## begin THE DATA
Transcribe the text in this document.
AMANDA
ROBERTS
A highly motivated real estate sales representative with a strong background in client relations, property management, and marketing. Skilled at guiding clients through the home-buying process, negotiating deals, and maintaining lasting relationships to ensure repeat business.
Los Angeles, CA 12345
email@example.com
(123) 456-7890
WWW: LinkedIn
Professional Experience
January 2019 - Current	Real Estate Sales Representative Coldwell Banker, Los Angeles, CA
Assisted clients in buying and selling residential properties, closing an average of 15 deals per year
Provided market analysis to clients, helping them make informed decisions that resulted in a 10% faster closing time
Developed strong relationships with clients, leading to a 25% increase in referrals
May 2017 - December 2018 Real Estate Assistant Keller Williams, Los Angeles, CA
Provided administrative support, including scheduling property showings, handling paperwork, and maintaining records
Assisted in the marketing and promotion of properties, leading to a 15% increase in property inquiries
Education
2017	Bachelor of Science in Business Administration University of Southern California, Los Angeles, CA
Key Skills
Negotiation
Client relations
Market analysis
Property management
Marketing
## end THE DATA
• [STATED PROBLEM] Go through the lines above. Select every one that has the string "relationships".

• [WRITTEN REPLY]
A highly motivated real estate sales representative with a strong background in client relations, property management, and marketing. Skilled at guiding clients through the home-buying process, negotiating deals, and maintaining lasting relationships to ensure repeat business.
Developed strong relationships with clients, leading to a 25% increase in referrals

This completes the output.